→ **PROVIDED RECORDS**:
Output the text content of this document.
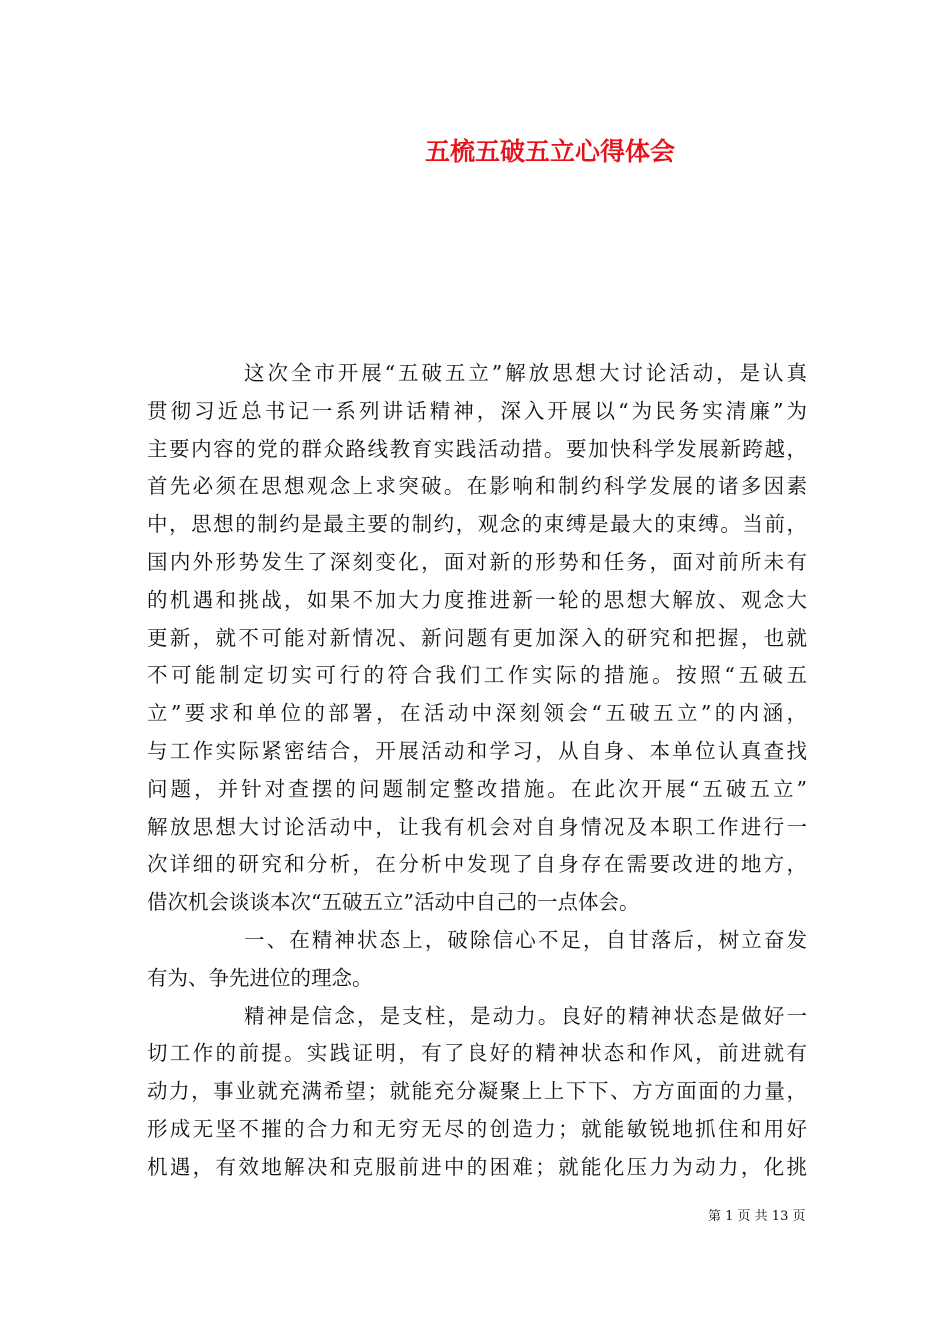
五梳五破五立心得体会
这次全市开展“五破五立”解放思想大讨论活动，是认真
贯彻习近总书记一系列讲话精神，深入开展以“为民务实清廉”为
主要内容的党的群众路线教育实践活动措。要加快科学发展新跨越，
首先必须在思想观念上求突破。在影响和制约科学发展的诸多因素
中，思想的制约是最主要的制约，观念的束缚是最大的束缚。当前，
国内外形势发生了深刻变化，面对新的形势和任务，面对前所未有
的机遇和挑战，如果不加大力度推进新一轮的思想大解放、观念大
更新，就不可能对新情况、新问题有更加深入的研究和把握，也就
不可能制定切实可行的符合我们工作实际的措施。按照“五破五
立”要求和单位的部署，在活动中深刻领会“五破五立”的内涵，
与工作实际紧密结合，开展活动和学习，从自身、本单位认真查找
问题，并针对查摆的问题制定整改措施。在此次开展“五破五立”
解放思想大讨论活动中，让我有机会对自身情况及本职工作进行一
次详细的研究和分析，在分析中发现了自身存在需要改进的地方，
借次机会谈谈本次“五破五立”活动中自己的一点体会。
一、在精神状态上，破除信心不足，自甘落后，树立奋发
有为、争先进位的理念。
精神是信念，是支柱，是动力。良好的精神状态是做好一
切工作的前提。实践证明，有了良好的精神状态和作风，前进就有
动力，事业就充满希望；就能充分凝聚上上下下、方方面面的力量，
形成无坚不摧的合力和无穷无尽的创造力；就能敏锐地抓住和用好
机遇，有效地解决和克服前进中的困难；就能化压力为动力，化挑
第 1 页 共 13 页
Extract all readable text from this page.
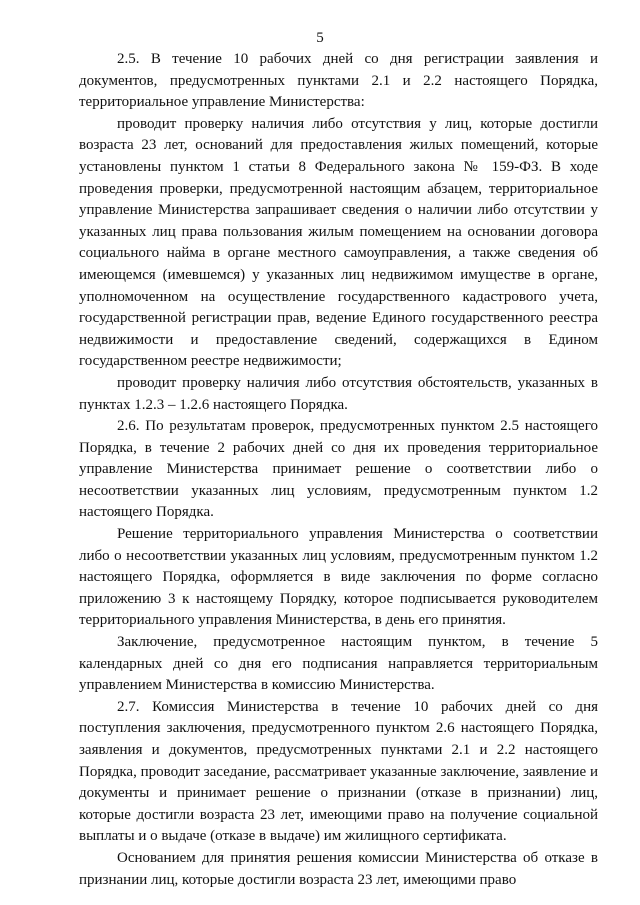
5

2.5. В течение 10 рабочих дней со дня регистрации заявления и документов, предусмотренных пунктами 2.1 и 2.2 настоящего Порядка, территориальное управление Министерства:

проводит проверку наличия либо отсутствия у лиц, которые достигли возраста 23 лет, оснований для предоставления жилых помещений, которые установлены пунктом 1 статьи 8 Федерального закона № 159-ФЗ. В ходе проведения проверки, предусмотренной настоящим абзацем, территориальное управление Министерства запрашивает сведения о наличии либо отсутствии у указанных лиц права пользования жилым помещением на основании договора социального найма в органе местного самоуправления, а также сведения об имеющемся (имевшемся) у указанных лиц недвижимом имуществе в органе, уполномоченном на осуществление государственного кадастрового учета, государственной регистрации прав, ведение Единого государственного реестра недвижимости и предоставление сведений, содержащихся в Едином государственном реестре недвижимости;

проводит проверку наличия либо отсутствия обстоятельств, указанных в пунктах 1.2.3 – 1.2.6 настоящего Порядка.

2.6. По результатам проверок, предусмотренных пунктом 2.5 настоящего Порядка, в течение 2 рабочих дней со дня их проведения территориальное управление Министерства принимает решение о соответствии либо о несоответствии указанных лиц условиям, предусмотренным пунктом 1.2 настоящего Порядка.

Решение территориального управления Министерства о соответствии либо о несоответствии указанных лиц условиям, предусмотренным пунктом 1.2 настоящего Порядка, оформляется в виде заключения по форме согласно приложению 3 к настоящему Порядку, которое подписывается руководителем территориального управления Министерства, в день его принятия.

Заключение, предусмотренное настоящим пунктом, в течение 5 календарных дней со дня его подписания направляется территориальным управлением Министерства в комиссию Министерства.

2.7. Комиссия Министерства в течение 10 рабочих дней со дня поступления заключения, предусмотренного пунктом 2.6 настоящего Порядка, заявления и документов, предусмотренных пунктами 2.1 и 2.2 настоящего Порядка, проводит заседание, рассматривает указанные заключение, заявление и документы и принимает решение о признании (отказе в признании) лиц, которые достигли возраста 23 лет, имеющими право на получение социальной выплаты и о выдаче (отказе в выдаче) им жилищного сертификата.

Основанием для принятия решения комиссии Министерства об отказе в признании лиц, которые достигли возраста 23 лет, имеющими право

→ **WHAT YOU HAVE TO DO**: Copy out every line that includes the word "предусмотренных".

→ **WRITTEN RESPONSE**:
2.5. В течение 10 рабочих дней со дня регистрации заявления и документов, предусмотренных пунктами 2.1 и 2.2 настоящего Порядка, территориальное управление Министерства:
2.6. По результатам проверок, предусмотренных пунктом 2.5 настоящего Порядка, в течение 2 рабочих дней со дня их проведения территориальное управление Министерства принимает решение о соответствии либо о несоответствии указанных лиц условиям, предусмотренным пунктом 1.2 настоящего Порядка.
2.7. Комиссия Министерства в течение 10 рабочих дней со дня поступления заключения, предусмотренного пунктом 2.6 настоящего Порядка, заявления и документов, предусмотренных пунктами 2.1 и 2.2 настоящего Порядка, проводит заседание, рассматривает указанные заключение, заявление и документы и принимает решение о признании (отказе в признании) лиц, которые достигли возраста 23 лет, имеющими право на получение социальной выплаты и о выдаче (отказе в выдаче) им жилищного сертификата.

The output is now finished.